» REQUIREMENTS:
**1.** Which people does the page about XML at the ADC list as its authors?
**2.** Could you pick up the page about XML at the ADC from its final words and keep writing?

» PAGE:
+ + + +

XML at the ADC: A Next Generation Data Repository.
Ed Shaya, James Gass, James Blackwell, Brian Thomas, Brian
Holmes (NASA/RITSS)
Cynthia Cheung (NASA/GSFC)
Summary:
The staff of the Astronomical Data Center (ADC at GSFC/NASA) is researching
the benefits of using the eXtensible Markup Language (XML) for its
repository of published astronomical data. Automated pipelines have
been constructed for the flow of data from scientists and/or
journal presses into XML documents.
Data can be retrieved through the web via a variety
of query methods. In the process, an XML software toolbox is in
development for
the importation, enhancement, and distribution of tabled data and their
associated metadata documents.
A new data format has been designed that takes full advantage of the XML
hierarchical view yet makes maximal use of previously standard
keywords and parameters.
Introduction
It is expected that the ADC (http://adc.gsfc.nasa.gov/) and the Centre de Donnees astronomiques de
Strasbourg, France (CDS, http://cdsweb.u-strasbg.fr/CDS.html)

+ + + +

» SUPPLIED ENTRIES:
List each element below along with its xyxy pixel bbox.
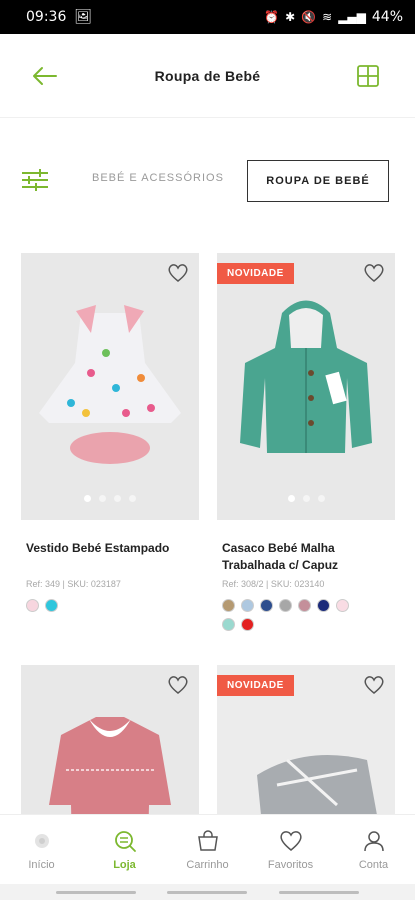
nav-label: Loja — [113, 859, 136, 871]
color-swatch[interactable] — [45, 599, 58, 612]
alarm-icon: ⏰ — [264, 10, 280, 24]
color-swatch[interactable] — [298, 599, 311, 612]
product-card[interactable]: NOVIDADE Casaco Bebé Malha Trabalhada c/… — [217, 253, 395, 631]
new-badge: NOVIDADE — [217, 263, 294, 284]
category-chip-roupa-bebe[interactable]: ROUPA DE BEBÉ — [247, 160, 389, 202]
app-header: Roupa de Bebé — [0, 34, 415, 118]
nav-label: Favoritos — [267, 859, 314, 871]
status-time: 09:36 — [26, 9, 67, 25]
carousel-dot[interactable] — [114, 495, 121, 502]
nav-item-carrinho[interactable]: Carrinho — [166, 815, 249, 884]
product-image[interactable] — [21, 253, 199, 520]
filter-sliders-icon[interactable] — [20, 168, 50, 192]
color-swatch[interactable] — [222, 599, 235, 612]
system-gesture-bar — [0, 884, 415, 900]
image-carousel-dots — [217, 495, 395, 502]
favorite-heart-icon[interactable] — [167, 263, 189, 283]
product-card[interactable]: Vestido Bebé Estampado Ref: 349 | SKU: 0… — [21, 253, 199, 612]
nav-label: Início — [28, 859, 55, 871]
nav-item-loja[interactable]: Loja — [83, 815, 166, 884]
product-ref: Ref: 308/2 | SKU: 023140 — [222, 579, 325, 589]
product-name[interactable]: Vestido Bebé Estampado — [21, 540, 199, 557]
product-ref: Ref: 349 | SKU: 023187 — [26, 579, 121, 589]
color-swatches — [217, 599, 367, 631]
nav-item-inicio[interactable]: Início — [0, 815, 83, 884]
bluetooth-icon: ✱ — [285, 10, 296, 24]
mute-icon: 🔇 — [301, 10, 317, 24]
home-icon — [34, 834, 49, 848]
heart-icon — [279, 831, 302, 851]
battery-level: 44% — [371, 9, 403, 25]
bottom-navigation: Início Loja Carrinho Favoritos Conta — [0, 814, 415, 884]
gesture-handle[interactable] — [167, 890, 248, 894]
carousel-dot[interactable] — [84, 495, 91, 502]
page-title: Roupa de Bebé — [154, 67, 261, 84]
signal-icon: ▂▄▆ — [338, 10, 366, 24]
back-arrow-icon[interactable] — [30, 64, 60, 88]
carousel-dot[interactable] — [317, 495, 325, 502]
color-swatch[interactable] — [279, 599, 292, 612]
filter-row: BEBÉ E ACESSÓRIOS ROUPA DE BEBÉ — [0, 160, 415, 202]
new-badge: NOVIDADE — [217, 675, 294, 696]
color-swatch[interactable] — [260, 599, 273, 612]
color-swatch[interactable] — [222, 618, 235, 631]
carousel-dot[interactable] — [99, 495, 106, 502]
carousel-dot[interactable] — [302, 495, 310, 502]
color-swatch[interactable] — [241, 618, 254, 631]
carousel-dot[interactable] — [129, 495, 136, 502]
category-chip-bebe-acessorios[interactable]: BEBÉ E ACESSÓRIOS — [92, 172, 224, 184]
wifi-icon: ≋ — [322, 10, 333, 24]
shop-search-icon — [114, 831, 136, 852]
nav-label: Carrinho — [186, 859, 229, 871]
gesture-handle[interactable] — [55, 890, 136, 894]
color-swatch[interactable] — [241, 599, 254, 612]
grid-view-icon[interactable] — [356, 64, 380, 88]
dress-illustration — [21, 253, 199, 520]
product-image[interactable]: NOVIDADE — [217, 253, 395, 520]
color-swatch[interactable] — [26, 599, 39, 612]
carousel-dot[interactable] — [287, 495, 295, 502]
cart-icon — [197, 830, 218, 851]
nav-item-favoritos[interactable]: Favoritos — [249, 815, 332, 884]
gallery-icon: 🖼 — [74, 9, 93, 25]
user-icon — [363, 831, 384, 852]
status-bar: 09:36 🖼 ⏰ ✱ 🔇 ≋ ▂▄▆ 44% — [0, 0, 415, 34]
color-swatch[interactable] — [336, 599, 349, 612]
favorite-heart-icon[interactable] — [363, 675, 385, 695]
favorite-heart-icon[interactable] — [363, 263, 385, 283]
color-swatches — [21, 599, 171, 612]
color-swatch[interactable] — [317, 599, 330, 612]
nav-label: Conta — [358, 859, 389, 871]
nav-item-conta[interactable]: Conta — [332, 815, 415, 884]
favorite-heart-icon[interactable] — [167, 675, 189, 695]
gesture-handle[interactable] — [279, 890, 360, 894]
product-name[interactable]: Casaco Bebé Malha Trabalhada c/ Capuz — [217, 540, 395, 574]
image-carousel-dots — [21, 495, 199, 502]
jacket-illustration — [217, 253, 395, 520]
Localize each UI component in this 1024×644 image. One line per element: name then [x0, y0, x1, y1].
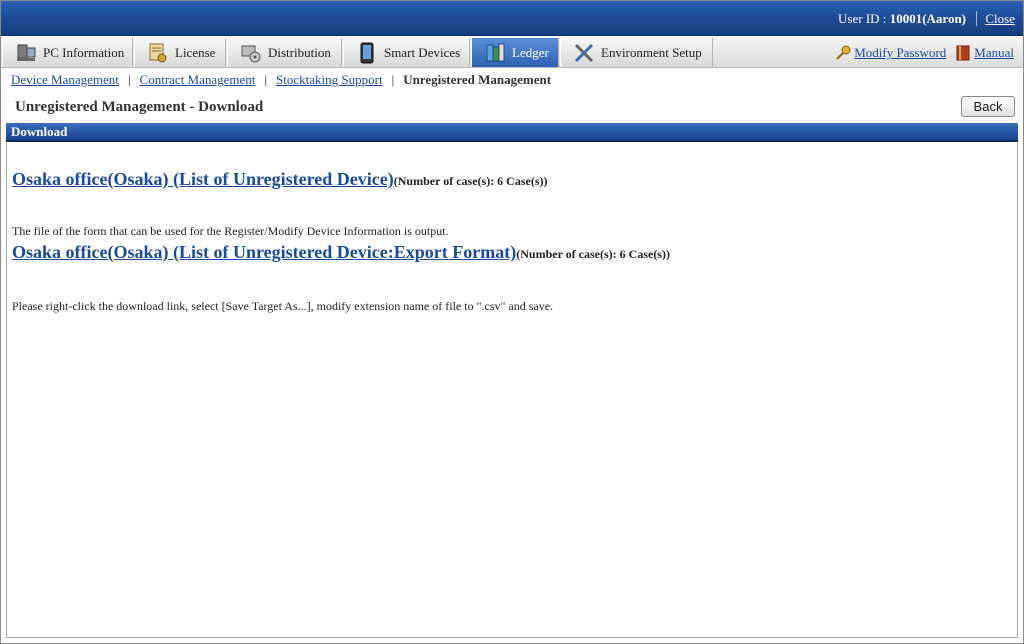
tab-label: PC Information — [43, 44, 125, 60]
key-icon — [835, 45, 851, 61]
tab-smart-devices[interactable]: Smart Devices — [343, 38, 470, 67]
manual-link[interactable]: Manual — [974, 45, 1014, 61]
pc-icon — [15, 42, 37, 64]
breadcrumb-current: Unregistered Management — [403, 72, 552, 87]
header-divider — [976, 11, 977, 26]
export-note: The file of the form that can be used fo… — [12, 224, 449, 238]
tab-label: Environment Setup — [601, 44, 702, 60]
case-count: (Number of case(s): 6 Case(s)) — [516, 247, 670, 261]
modify-password-link[interactable]: Modify Password — [854, 45, 946, 61]
license-icon — [147, 42, 169, 64]
tools-icon — [573, 42, 595, 64]
breadcrumb: Device Management | Contract Management … — [11, 72, 551, 88]
tab-environment-setup[interactable]: Environment Setup — [560, 38, 713, 67]
smartphone-icon — [356, 42, 378, 64]
download-link-unregistered-list[interactable]: Osaka office(Osaka) (List of Unregistere… — [12, 169, 394, 189]
breadcrumb-stocktaking-support[interactable]: Stocktaking Support — [276, 72, 383, 88]
breadcrumb-contract-management[interactable]: Contract Management — [140, 72, 256, 88]
main-tab-bar: PC Information License Distribution Smar… — [1, 37, 1023, 68]
breadcrumb-separator: | — [391, 72, 395, 87]
tab-label: Distribution — [268, 44, 331, 60]
breadcrumb-separator: | — [264, 72, 268, 87]
utility-links: Modify Password Manual — [835, 45, 1014, 61]
breadcrumb-separator: | — [127, 72, 131, 87]
tab-license[interactable]: License — [134, 38, 226, 67]
instruction-note: Please right-click the download link, se… — [12, 299, 554, 313]
download-panel — [6, 143, 1018, 638]
top-header-bar: User ID : 10001(Aaron) Close — [1, 1, 1023, 36]
user-id-display: User ID : 10001(Aaron) — [838, 11, 966, 26]
download-item: Osaka office(Osaka) (List of Unregistere… — [12, 169, 548, 190]
tab-label: Smart Devices — [384, 44, 461, 60]
tab-pc-information[interactable]: PC Information — [2, 38, 133, 67]
distribution-icon — [240, 42, 262, 64]
section-header: Download — [6, 123, 1018, 142]
close-link[interactable]: Close — [985, 11, 1015, 27]
download-item: Osaka office(Osaka) (List of Unregistere… — [12, 242, 670, 263]
case-count: (Number of case(s): 6 Case(s)) — [393, 174, 548, 188]
tab-label: Ledger — [512, 44, 549, 60]
tab-label: License — [175, 44, 216, 60]
page-title: Unregistered Management - Download — [15, 99, 264, 115]
tab-distribution[interactable]: Distribution — [227, 38, 342, 67]
back-button[interactable]: Back — [961, 96, 1015, 117]
manual-icon — [955, 45, 971, 61]
ledger-icon — [484, 42, 506, 64]
breadcrumb-device-management[interactable]: Device Management — [11, 72, 119, 88]
download-link-export-format[interactable]: Osaka office(Osaka) (List of Unregistere… — [12, 242, 516, 262]
tab-ledger[interactable]: Ledger — [471, 38, 559, 67]
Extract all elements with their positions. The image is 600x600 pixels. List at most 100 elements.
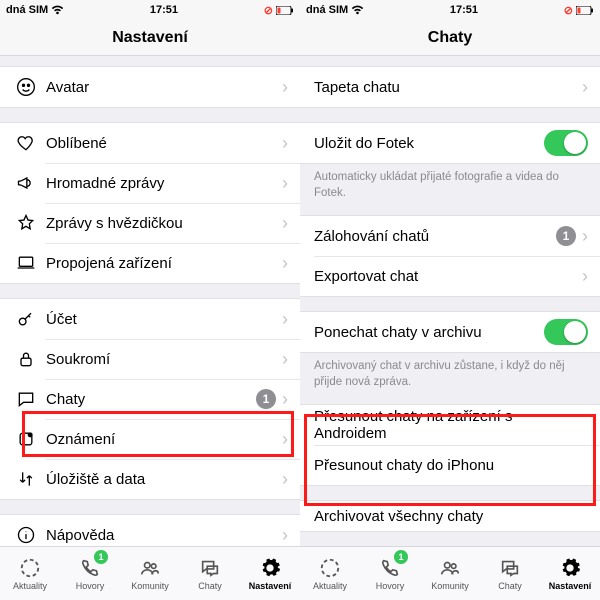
row-label: Zálohování chatů bbox=[314, 228, 556, 245]
gear-icon bbox=[258, 556, 282, 580]
status-bar: dná SIM 17:51 ⊘ bbox=[0, 0, 300, 20]
key-icon bbox=[14, 309, 38, 329]
page-title: Nastavení bbox=[0, 20, 300, 56]
tab-label: Hovory bbox=[76, 581, 105, 591]
tab-chaty[interactable]: Chaty bbox=[480, 547, 540, 600]
row-label: Zprávy s hvězdičkou bbox=[38, 215, 282, 232]
tab-nastaveni[interactable]: Nastavení bbox=[540, 547, 600, 600]
people-icon bbox=[438, 556, 462, 580]
settings-list: Avatar › Oblíbené › Hromadné zprávy › bbox=[0, 56, 300, 546]
chevron-right-icon: › bbox=[282, 77, 288, 98]
app-icon bbox=[14, 429, 38, 449]
badge-count: 1 bbox=[556, 226, 576, 246]
page-title: Chaty bbox=[300, 20, 600, 56]
chevron-right-icon: › bbox=[282, 309, 288, 330]
row-label: Přesunout chaty do iPhonu bbox=[314, 457, 588, 474]
battery-icon bbox=[276, 6, 294, 15]
lock-icon bbox=[14, 349, 38, 369]
row-label: Avatar bbox=[38, 79, 282, 96]
row-label: Tapeta chatu bbox=[314, 79, 582, 96]
tab-label: Hovory bbox=[376, 581, 405, 591]
row-account[interactable]: Účet › bbox=[0, 299, 300, 339]
chevron-right-icon: › bbox=[282, 525, 288, 546]
row-label: Úložiště a data bbox=[38, 471, 282, 488]
chat-bubble-icon bbox=[14, 389, 38, 409]
row-backup[interactable]: Zálohování chatů 1 › bbox=[300, 216, 600, 256]
row-label: Nápověda bbox=[38, 527, 282, 544]
status-ring-icon bbox=[318, 556, 342, 580]
alert-icon: ⊘ bbox=[264, 4, 273, 17]
row-save-photos[interactable]: Uložit do Fotek bbox=[300, 123, 600, 163]
row-archive-all[interactable]: Archivovat všechny chaty bbox=[300, 501, 600, 531]
row-chats[interactable]: Chaty 1 › bbox=[0, 379, 300, 419]
tab-bar: Aktuality 1 Hovory Komunity Chaty Nastav… bbox=[300, 546, 600, 600]
row-linked-devices[interactable]: Propojená zařízení › bbox=[0, 243, 300, 283]
row-export[interactable]: Exportovat chat › bbox=[300, 256, 600, 296]
chevron-right-icon: › bbox=[282, 469, 288, 490]
chevron-right-icon: › bbox=[582, 77, 588, 98]
chevron-right-icon: › bbox=[282, 173, 288, 194]
tab-aktuality[interactable]: Aktuality bbox=[300, 547, 360, 600]
carrier-label: dná SIM bbox=[6, 4, 48, 16]
row-move-android[interactable]: Přesunout chaty na zařízení s Androidem bbox=[300, 405, 600, 445]
avatar-icon bbox=[14, 77, 38, 97]
tab-hovory[interactable]: 1 Hovory bbox=[360, 547, 420, 600]
row-starred[interactable]: Zprávy s hvězdičkou › bbox=[0, 203, 300, 243]
toggle-keep-archived[interactable] bbox=[544, 319, 588, 345]
tab-badge: 1 bbox=[94, 550, 108, 564]
heart-icon bbox=[14, 133, 38, 153]
row-broadcast[interactable]: Hromadné zprávy › bbox=[0, 163, 300, 203]
note-save-photos: Automaticky ukládat přijaté fotografie a… bbox=[300, 164, 600, 209]
row-move-iphone[interactable]: Přesunout chaty do iPhonu bbox=[300, 445, 600, 485]
screen-chats-settings: dná SIM 17:51 ⊘ Chaty Tapeta chatu › Ulo… bbox=[300, 0, 600, 600]
chats-settings-list: Tapeta chatu › Uložit do Fotek Automatic… bbox=[300, 56, 600, 546]
row-label: Oblíbené bbox=[38, 135, 282, 152]
data-transfer-icon bbox=[14, 469, 38, 489]
tab-komunity[interactable]: Komunity bbox=[420, 547, 480, 600]
battery-icon bbox=[576, 6, 594, 15]
carrier-label: dná SIM bbox=[306, 4, 348, 16]
alert-icon: ⊘ bbox=[564, 4, 573, 17]
status-ring-icon bbox=[18, 556, 42, 580]
row-label: Archivovat všechny chaty bbox=[314, 508, 588, 525]
tab-label: Aktuality bbox=[313, 581, 347, 591]
row-label: Hromadné zprávy bbox=[38, 175, 282, 192]
tab-nastaveni[interactable]: Nastavení bbox=[240, 547, 300, 600]
row-privacy[interactable]: Soukromí › bbox=[0, 339, 300, 379]
star-icon bbox=[14, 213, 38, 233]
megaphone-icon bbox=[14, 173, 38, 193]
row-label: Exportovat chat bbox=[314, 268, 582, 285]
tab-label: Chaty bbox=[198, 581, 222, 591]
row-label: Ponechat chaty v archivu bbox=[314, 324, 544, 341]
tab-badge: 1 bbox=[394, 550, 408, 564]
status-bar: dná SIM 17:51 ⊘ bbox=[300, 0, 600, 20]
clock-label: 17:51 bbox=[150, 4, 178, 16]
row-label: Uložit do Fotek bbox=[314, 135, 544, 152]
chats-icon bbox=[198, 556, 222, 580]
tab-label: Chaty bbox=[498, 581, 522, 591]
row-avatar[interactable]: Avatar › bbox=[0, 67, 300, 107]
chevron-right-icon: › bbox=[282, 253, 288, 274]
toggle-save-photos[interactable] bbox=[544, 130, 588, 156]
row-help[interactable]: Nápověda › bbox=[0, 515, 300, 546]
chevron-right-icon: › bbox=[582, 266, 588, 287]
chevron-right-icon: › bbox=[282, 349, 288, 370]
row-wallpaper[interactable]: Tapeta chatu › bbox=[300, 67, 600, 107]
row-notifications[interactable]: Oznámení › bbox=[0, 419, 300, 459]
info-icon bbox=[14, 525, 38, 545]
row-label: Účet bbox=[38, 311, 282, 328]
tab-komunity[interactable]: Komunity bbox=[120, 547, 180, 600]
tab-label: Nastavení bbox=[549, 581, 592, 591]
row-storage[interactable]: Úložiště a data › bbox=[0, 459, 300, 499]
row-favorites[interactable]: Oblíbené › bbox=[0, 123, 300, 163]
row-keep-archived[interactable]: Ponechat chaty v archivu bbox=[300, 312, 600, 352]
chevron-right-icon: › bbox=[282, 213, 288, 234]
tab-aktuality[interactable]: Aktuality bbox=[0, 547, 60, 600]
note-keep-archived: Archivovaný chat v archivu zůstane, i kd… bbox=[300, 353, 600, 398]
tab-label: Komunity bbox=[431, 581, 469, 591]
tab-label: Aktuality bbox=[13, 581, 47, 591]
tab-hovory[interactable]: 1 Hovory bbox=[60, 547, 120, 600]
laptop-icon bbox=[14, 253, 38, 273]
screen-settings: dná SIM 17:51 ⊘ Nastavení Avatar › bbox=[0, 0, 300, 600]
tab-chaty[interactable]: Chaty bbox=[180, 547, 240, 600]
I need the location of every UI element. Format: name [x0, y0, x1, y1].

+ + + +

» EXPECTED ANSWERS:
**1.** Ed Shaya, James Gass, James Blackwell, Brian Thomas, Brian Holmes (NASA/RITSS), and Cynthia Cheung (NASA/GSFC).

**2.**
will be ingesting several thousand published astronomical tables each year
in the near future.
The task of storing and documenting such a large volume of data
requires new procedures to be developed. In addition, the need for
precision search
for specific data in this database that is growing to enormous size also
requires a rethinking of its management and organization. As it
turns out, the recent acceptance of XML by the computer science
community has resulted in numerous applications and standard practices
that are perfectly aligned to solve the problems of large
and highly complex data repositories such as the one at the ADC.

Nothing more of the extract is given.